--- START OF SUPPLIED RECORDS ---

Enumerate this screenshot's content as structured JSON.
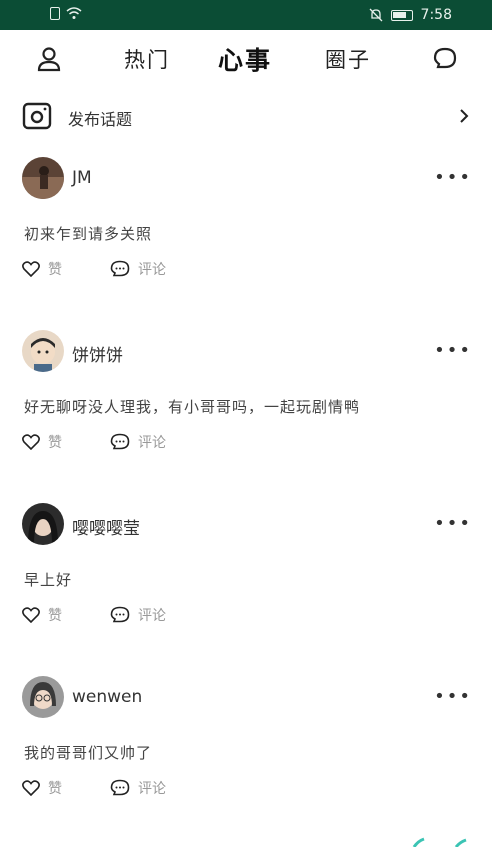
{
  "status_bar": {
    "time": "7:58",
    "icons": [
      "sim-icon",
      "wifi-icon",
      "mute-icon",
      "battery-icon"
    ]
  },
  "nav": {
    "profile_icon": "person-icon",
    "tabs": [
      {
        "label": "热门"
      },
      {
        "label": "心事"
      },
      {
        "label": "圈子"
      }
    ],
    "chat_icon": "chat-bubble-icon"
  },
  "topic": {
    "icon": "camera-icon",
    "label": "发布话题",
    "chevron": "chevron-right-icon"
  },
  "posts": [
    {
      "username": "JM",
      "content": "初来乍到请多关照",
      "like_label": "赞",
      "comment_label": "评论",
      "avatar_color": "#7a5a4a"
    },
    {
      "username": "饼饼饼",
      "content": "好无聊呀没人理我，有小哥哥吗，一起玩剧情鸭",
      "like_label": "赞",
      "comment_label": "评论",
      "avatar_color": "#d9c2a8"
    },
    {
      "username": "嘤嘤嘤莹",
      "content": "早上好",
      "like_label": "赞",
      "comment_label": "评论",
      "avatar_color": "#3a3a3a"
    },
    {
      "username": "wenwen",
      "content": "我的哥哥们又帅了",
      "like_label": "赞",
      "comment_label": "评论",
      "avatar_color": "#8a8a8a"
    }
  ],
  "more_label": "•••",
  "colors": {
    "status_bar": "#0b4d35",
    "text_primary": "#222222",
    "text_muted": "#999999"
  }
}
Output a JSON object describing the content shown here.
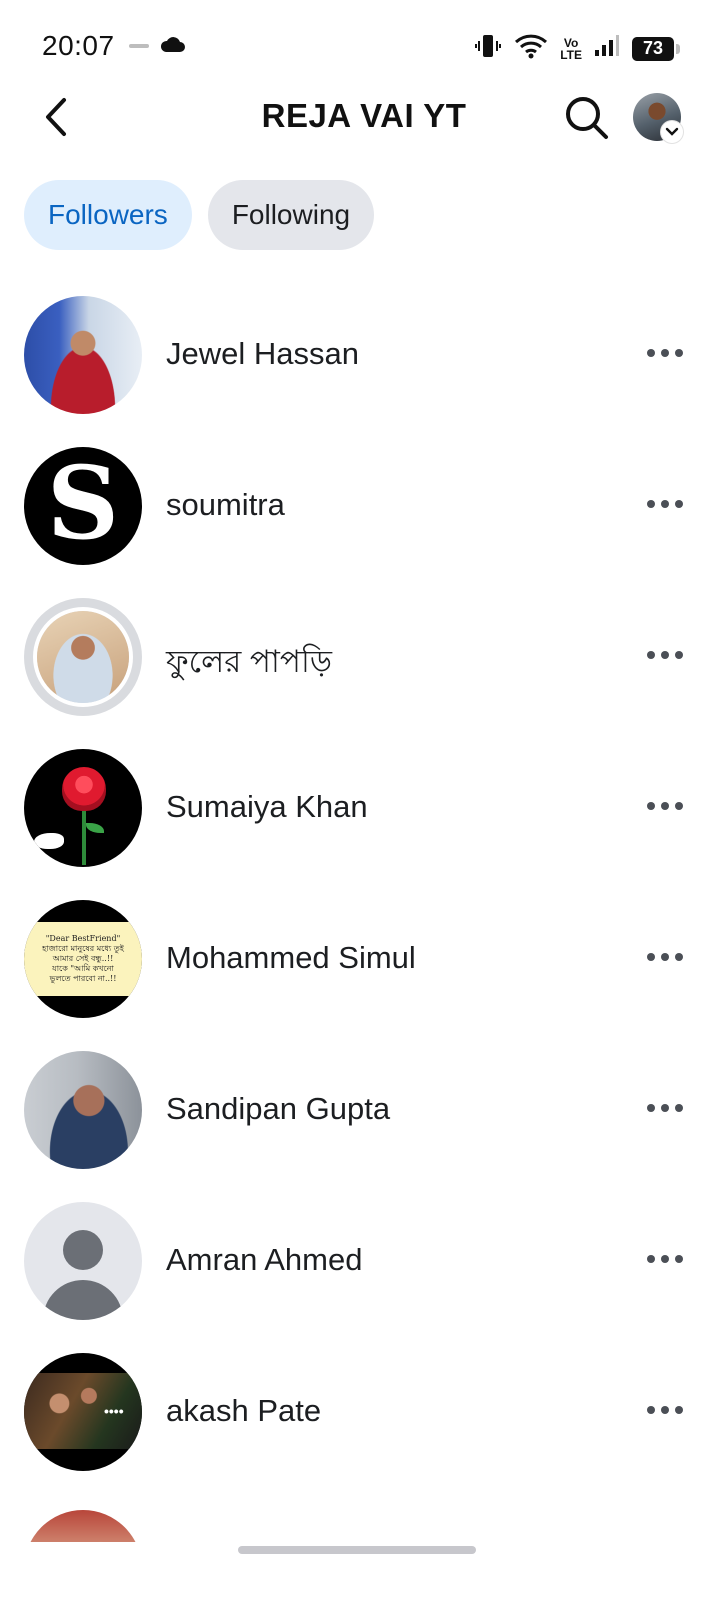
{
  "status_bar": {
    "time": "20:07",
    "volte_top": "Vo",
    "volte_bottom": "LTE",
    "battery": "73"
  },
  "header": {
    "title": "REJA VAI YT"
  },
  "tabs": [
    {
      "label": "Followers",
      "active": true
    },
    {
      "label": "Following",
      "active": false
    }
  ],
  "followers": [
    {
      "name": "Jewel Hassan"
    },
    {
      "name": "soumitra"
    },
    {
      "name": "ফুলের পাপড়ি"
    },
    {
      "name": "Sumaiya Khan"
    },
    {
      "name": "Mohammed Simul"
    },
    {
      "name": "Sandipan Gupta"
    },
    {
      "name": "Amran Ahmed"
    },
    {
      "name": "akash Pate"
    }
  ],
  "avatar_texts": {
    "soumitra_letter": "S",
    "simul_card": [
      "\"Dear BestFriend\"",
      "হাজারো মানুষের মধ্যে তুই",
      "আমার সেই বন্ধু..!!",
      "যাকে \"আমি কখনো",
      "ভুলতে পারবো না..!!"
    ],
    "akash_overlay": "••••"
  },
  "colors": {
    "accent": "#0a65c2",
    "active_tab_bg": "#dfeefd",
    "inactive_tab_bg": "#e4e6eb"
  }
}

--- END OF SUPPLIED RECORDS ---

» **TASK TO COMPLETE**:
Copy out all the data without changing anything, and drop the pictures.

» **TASK ANSWER**:
Enumerate this screenshot's content as structured JSON.
{
  "status_bar": {
    "time": "7:58",
    "icons": [
      "sim-icon",
      "wifi-icon",
      "mute-icon",
      "battery-icon"
    ]
  },
  "nav": {
    "profile_icon": "person-icon",
    "tabs": [
      {
        "label": "热门"
      },
      {
        "label": "心事"
      },
      {
        "label": "圈子"
      }
    ],
    "chat_icon": "chat-bubble-icon"
  },
  "topic": {
    "icon": "camera-icon",
    "label": "发布话题",
    "chevron": "chevron-right-icon"
  },
  "posts": [
    {
      "username": "JM",
      "content": "初来乍到请多关照",
      "like_label": "赞",
      "comment_label": "评论",
      "avatar_color": "#7a5a4a"
    },
    {
      "username": "饼饼饼",
      "content": "好无聊呀没人理我，有小哥哥吗，一起玩剧情鸭",
      "like_label": "赞",
      "comment_label": "评论",
      "avatar_color": "#d9c2a8"
    },
    {
      "username": "嘤嘤嘤莹",
      "content": "早上好",
      "like_label": "赞",
      "comment_label": "评论",
      "avatar_color": "#3a3a3a"
    },
    {
      "username": "wenwen",
      "content": "我的哥哥们又帅了",
      "like_label": "赞",
      "comment_label": "评论",
      "avatar_color": "#8a8a8a"
    }
  ],
  "more_label": "•••",
  "colors": {
    "status_bar": "#0b4d35",
    "text_primary": "#222222",
    "text_muted": "#999999"
  }
}
Output a JSON object describing the content shown here.
{
  "status_bar": {
    "time": "20:07",
    "volte_top": "Vo",
    "volte_bottom": "LTE",
    "battery": "73"
  },
  "header": {
    "title": "REJA VAI YT"
  },
  "tabs": [
    {
      "label": "Followers",
      "active": true
    },
    {
      "label": "Following",
      "active": false
    }
  ],
  "followers": [
    {
      "name": "Jewel Hassan"
    },
    {
      "name": "soumitra"
    },
    {
      "name": "ফুলের পাপড়ি"
    },
    {
      "name": "Sumaiya Khan"
    },
    {
      "name": "Mohammed Simul"
    },
    {
      "name": "Sandipan Gupta"
    },
    {
      "name": "Amran Ahmed"
    },
    {
      "name": "akash Pate"
    }
  ],
  "avatar_texts": {
    "soumitra_letter": "S",
    "simul_card": [
      "\"Dear BestFriend\"",
      "হাজারো মানুষের মধ্যে তুই",
      "আমার সেই বন্ধু..!!",
      "যাকে \"আমি কখনো",
      "ভুলতে পারবো না..!!"
    ],
    "akash_overlay": "••••"
  },
  "colors": {
    "accent": "#0a65c2",
    "active_tab_bg": "#dfeefd",
    "inactive_tab_bg": "#e4e6eb"
  }
}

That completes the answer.